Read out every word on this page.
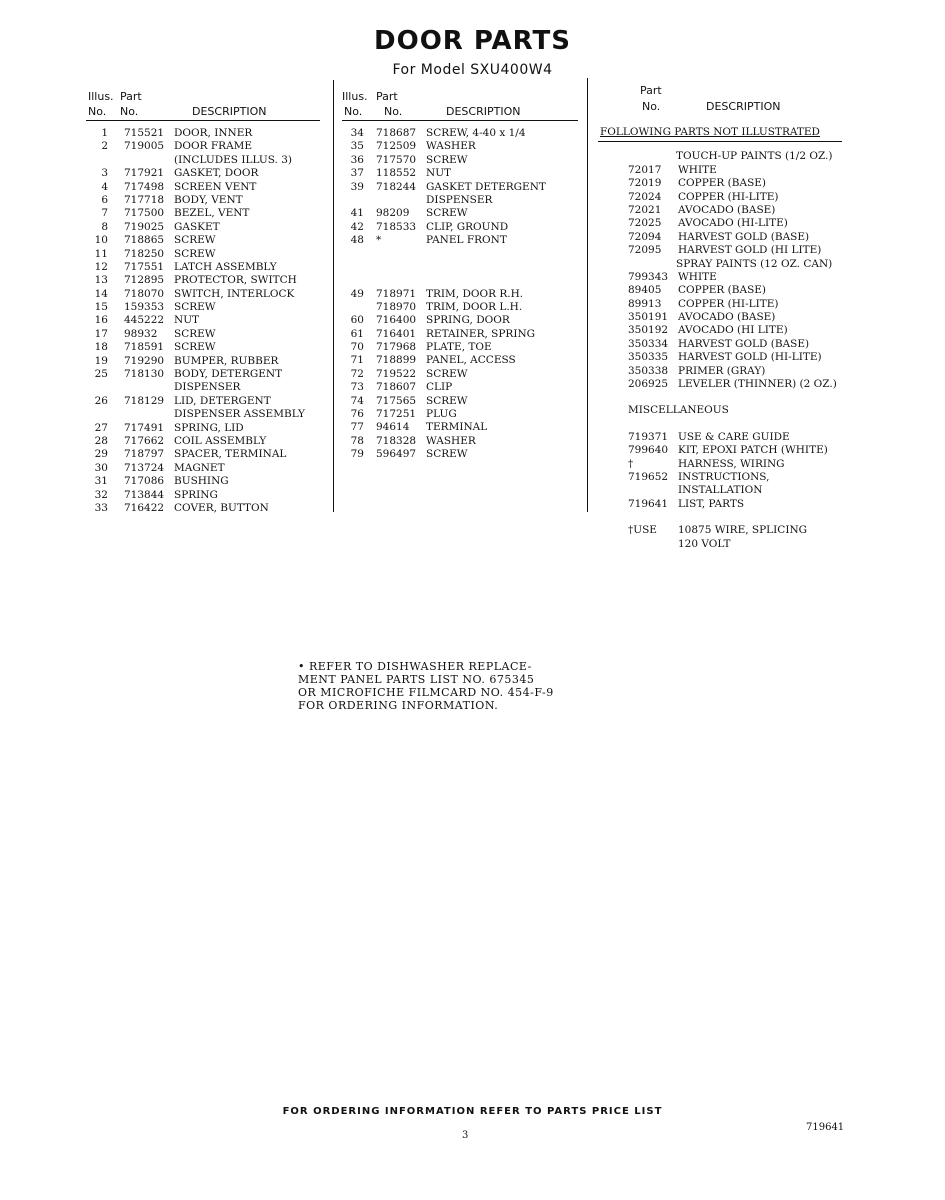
DOOR PARTS
For Model SXU400W4
Illus. Part
No. No.	DESCRIPTION
1 715521 DOOR, INNER
2 719005 DOOR FRAME
(INCLUDES ILLUS. 3)
3 717921 GASKET, DOOR
4 717498 SCREEN VENT
6 717718 BODY, VENT
7 717500 BEZEL, VENT
8 719025 GASKET
10 718865 SCREW
11 718250 SCREW
12 717551 LATCH ASSEMBLY
13 712895 PROTECTOR, SWITCH
14 718070 SWITCH, INTERLOCK
15 159353 SCREW
16 445222 NUT
17 98932 SCREW
18 718591 SCREW
19 719290 BUMPER, RUBBER
25 718130 BODY, DETERGENT
DISPENSER
26 718129 LID, DETERGENT
DISPENSER ASSEMBLY
27 717491 SPRING, LID
28 717662 COIL ASSEMBLY
29 718797 SPACER, TERMINAL
30 713724 MAGNET
31 717086 BUSHING
32 713844 SPRING
33 716422 COVER, BUTTON
Illus. Part
No. No.	DESCRIPTION
34 718687 SCREW, 4-40 x 1/4
35 712509 WASHER
36 717570 SCREW
37 118552 NUT
39 718244 GASKET DETERGENT
DISPENSER
41 98209 SCREW
42 718533 CLIP, GROUND
48 *	PANEL FRONT
49 718971 TRIM, DOOR R.H.
718970 TRIM, DOOR L.H.
60 716400 SPRING, DOOR
61 716401 RETAINER, SPRING
70 717968 PLATE, TOE
71 718899 PANEL, ACCESS
72 719522 SCREW
73 718607 CLIP
74 717565 SCREW
76 717251 PLUG
77 94614 TERMINAL
78 718328 WASHER
79 596497 SCREW
Part
No.	DESCRIPTION
FOLLOWING PARTS NOT ILLUSTRATED
TOUCH-UP PAINTS (1/2 OZ.)
72017 WHITE
72019 COPPER (BASE)
72024 COPPER (HI-LITE)
72021 AVOCADO (BASE)
72025 AVOCADO (HI-LITE)
72094 HARVEST GOLD (BASE)
72095 HARVEST GOLD (HI LITE)
SPRAY PAINTS (12 OZ. CAN)
799343 WHITE
89405 COPPER (BASE)
89913 COPPER (HI-LITE)
350191 AVOCADO (BASE)
350192 AVOCADO (HI LITE)
350334 HARVEST GOLD (BASE)
350335 HARVEST GOLD (HI-LITE)
350338 PRIMER (GRAY)
206925 LEVELER (THINNER) (2 OZ.)
MISCELLANEOUS
719371 USE & CARE GUIDE
799640 KIT, EPOXI PATCH (WHITE)
†	HARNESS, WIRING
719652 INSTRUCTIONS,
INSTALLATION
719641 LIST, PARTS
†USE 10875 WIRE, SPLICING
120 VOLT
• REFER TO DISHWASHER REPLACE-
MENT PANEL PARTS LIST NO. 675345
OR MICROFICHE FILMCARD NO. 454-F-9
FOR ORDERING INFORMATION.
FOR ORDERING INFORMATION REFER TO PARTS PRICE LIST
3
719641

> [SHORT EXERCISE]:
Copy, from the material, each line that holds the string "PARTS".

> [ANSWER FOR THE TASK]:
DOOR PARTS
FOLLOWING PARTS NOT ILLUSTRATED
719641 LIST, PARTS
MENT PANEL PARTS LIST NO. 675345
FOR ORDERING INFORMATION REFER TO PARTS PRICE LIST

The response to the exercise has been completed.